- _PROBLEM DETAILS_: Scan the listing below and copy every line holding "italiano".
Start of GIVEN DATA
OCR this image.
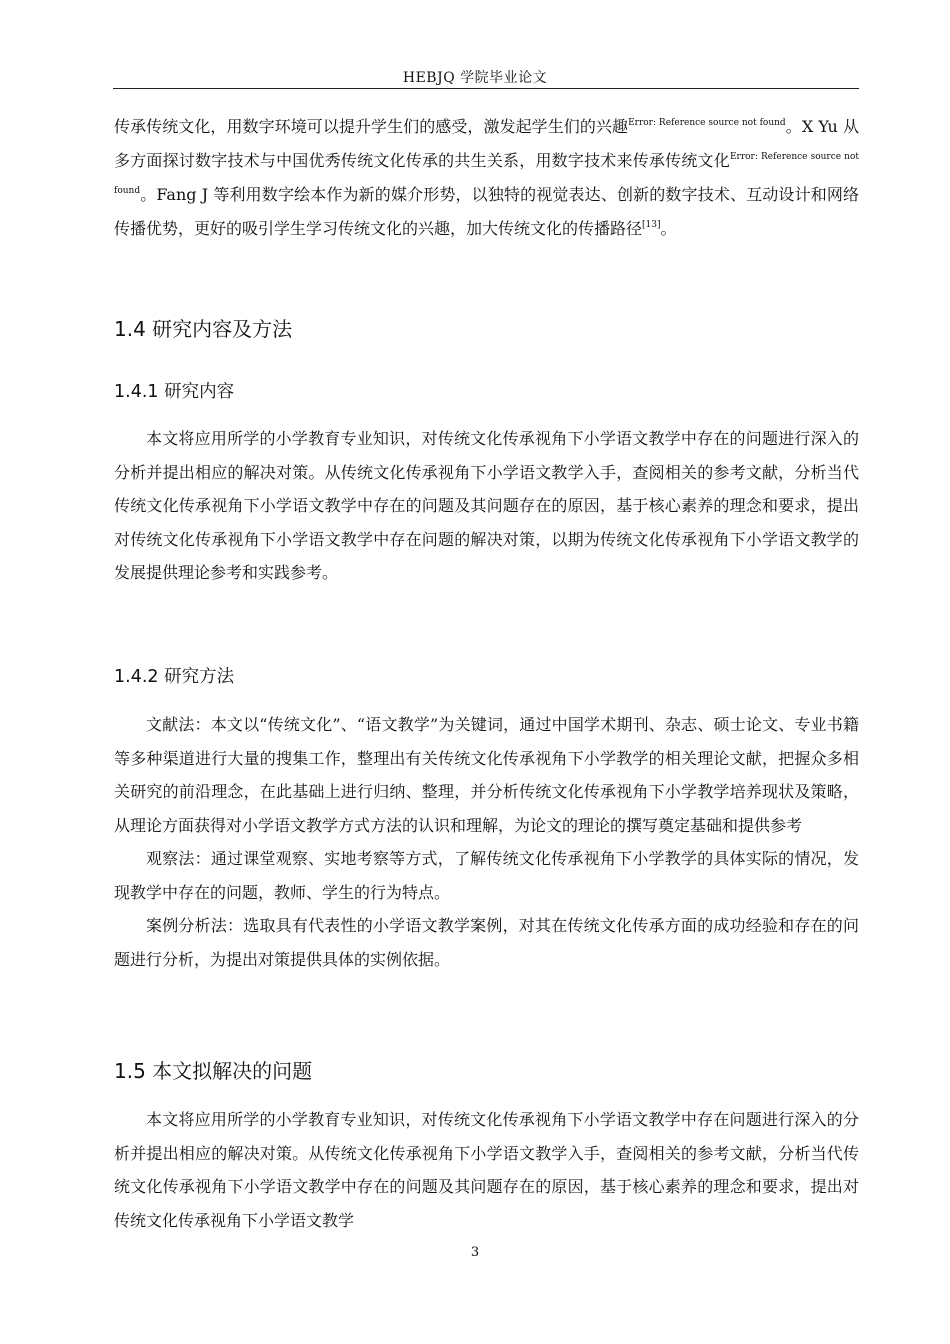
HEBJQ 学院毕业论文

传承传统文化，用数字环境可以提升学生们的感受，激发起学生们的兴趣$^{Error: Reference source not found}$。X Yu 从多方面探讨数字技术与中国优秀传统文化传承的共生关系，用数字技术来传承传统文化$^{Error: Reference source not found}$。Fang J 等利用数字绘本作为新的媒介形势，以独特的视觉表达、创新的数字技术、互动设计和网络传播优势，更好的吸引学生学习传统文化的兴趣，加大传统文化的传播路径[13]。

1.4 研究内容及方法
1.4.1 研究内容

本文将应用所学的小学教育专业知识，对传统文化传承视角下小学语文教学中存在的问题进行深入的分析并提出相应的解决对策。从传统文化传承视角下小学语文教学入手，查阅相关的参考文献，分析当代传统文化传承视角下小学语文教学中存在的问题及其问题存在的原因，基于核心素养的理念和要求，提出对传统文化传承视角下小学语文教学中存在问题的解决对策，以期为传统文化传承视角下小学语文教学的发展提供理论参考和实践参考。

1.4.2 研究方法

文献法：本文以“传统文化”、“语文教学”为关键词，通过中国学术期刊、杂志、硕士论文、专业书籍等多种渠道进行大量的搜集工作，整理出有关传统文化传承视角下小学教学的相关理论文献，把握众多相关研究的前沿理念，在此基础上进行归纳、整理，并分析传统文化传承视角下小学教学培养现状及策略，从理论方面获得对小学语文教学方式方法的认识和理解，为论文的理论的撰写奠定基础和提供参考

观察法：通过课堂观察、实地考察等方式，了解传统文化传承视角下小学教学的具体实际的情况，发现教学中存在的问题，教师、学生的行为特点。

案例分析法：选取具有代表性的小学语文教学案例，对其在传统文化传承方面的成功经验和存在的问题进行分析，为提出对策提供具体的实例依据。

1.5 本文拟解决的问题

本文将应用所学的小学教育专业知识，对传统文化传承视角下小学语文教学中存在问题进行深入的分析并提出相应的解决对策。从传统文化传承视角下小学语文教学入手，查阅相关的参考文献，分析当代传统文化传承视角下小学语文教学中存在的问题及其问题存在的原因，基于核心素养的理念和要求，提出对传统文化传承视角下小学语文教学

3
End of GIVEN DATA
Start of GIVEN DATA
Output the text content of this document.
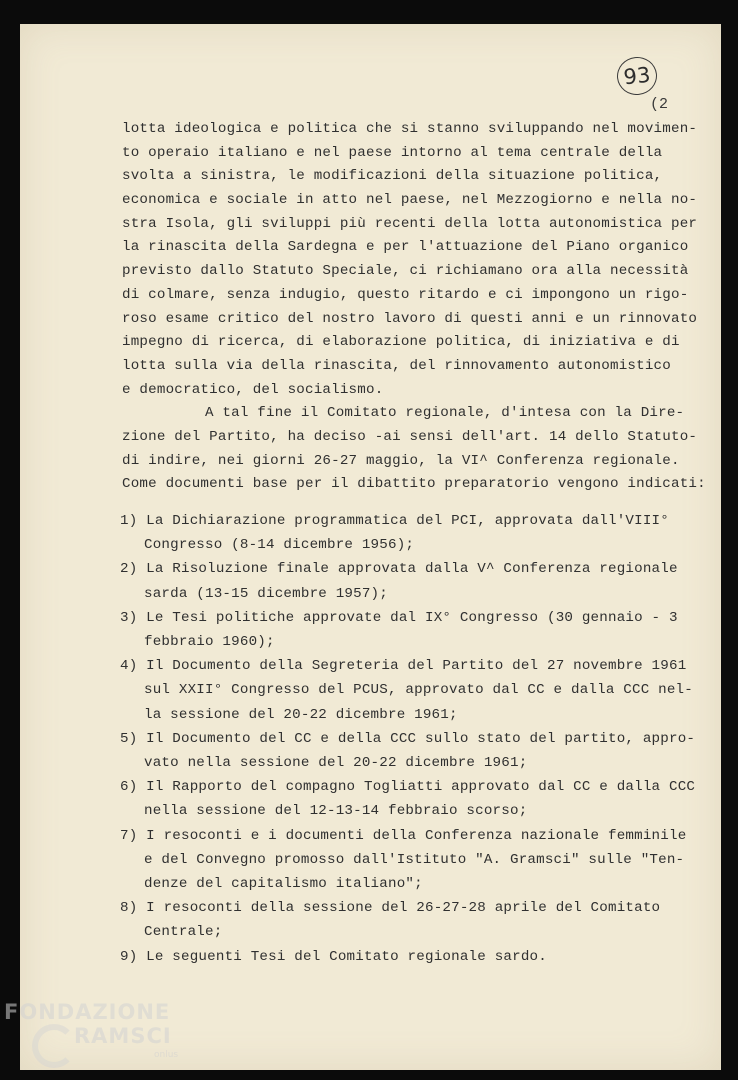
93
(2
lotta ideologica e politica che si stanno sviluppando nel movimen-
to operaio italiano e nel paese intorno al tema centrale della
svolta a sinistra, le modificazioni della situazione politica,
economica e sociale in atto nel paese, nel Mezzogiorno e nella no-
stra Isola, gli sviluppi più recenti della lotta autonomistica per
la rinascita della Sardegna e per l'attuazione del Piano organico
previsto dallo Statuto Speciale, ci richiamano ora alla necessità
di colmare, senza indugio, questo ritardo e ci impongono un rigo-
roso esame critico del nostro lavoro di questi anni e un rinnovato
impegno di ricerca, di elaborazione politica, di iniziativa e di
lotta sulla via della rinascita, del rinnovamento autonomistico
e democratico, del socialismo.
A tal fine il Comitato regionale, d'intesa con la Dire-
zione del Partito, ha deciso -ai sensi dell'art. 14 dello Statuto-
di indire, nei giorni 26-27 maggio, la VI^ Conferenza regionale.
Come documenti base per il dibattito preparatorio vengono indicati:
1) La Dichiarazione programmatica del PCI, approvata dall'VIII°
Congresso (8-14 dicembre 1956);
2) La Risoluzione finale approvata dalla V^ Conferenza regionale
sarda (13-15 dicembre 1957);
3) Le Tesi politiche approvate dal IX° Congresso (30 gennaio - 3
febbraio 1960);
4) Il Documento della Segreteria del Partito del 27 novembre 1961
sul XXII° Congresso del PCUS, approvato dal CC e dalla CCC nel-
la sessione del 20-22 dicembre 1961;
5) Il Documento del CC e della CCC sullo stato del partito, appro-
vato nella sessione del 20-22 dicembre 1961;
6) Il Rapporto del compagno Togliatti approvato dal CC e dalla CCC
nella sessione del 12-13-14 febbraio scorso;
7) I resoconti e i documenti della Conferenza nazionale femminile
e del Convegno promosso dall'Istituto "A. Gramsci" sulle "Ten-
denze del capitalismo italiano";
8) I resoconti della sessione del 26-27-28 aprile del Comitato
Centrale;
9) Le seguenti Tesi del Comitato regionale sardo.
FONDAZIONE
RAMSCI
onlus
End of GIVEN DATA
- _FINAL RESULT_:
to operaio italiano e nel paese intorno al tema centrale della
denze del capitalismo italiano";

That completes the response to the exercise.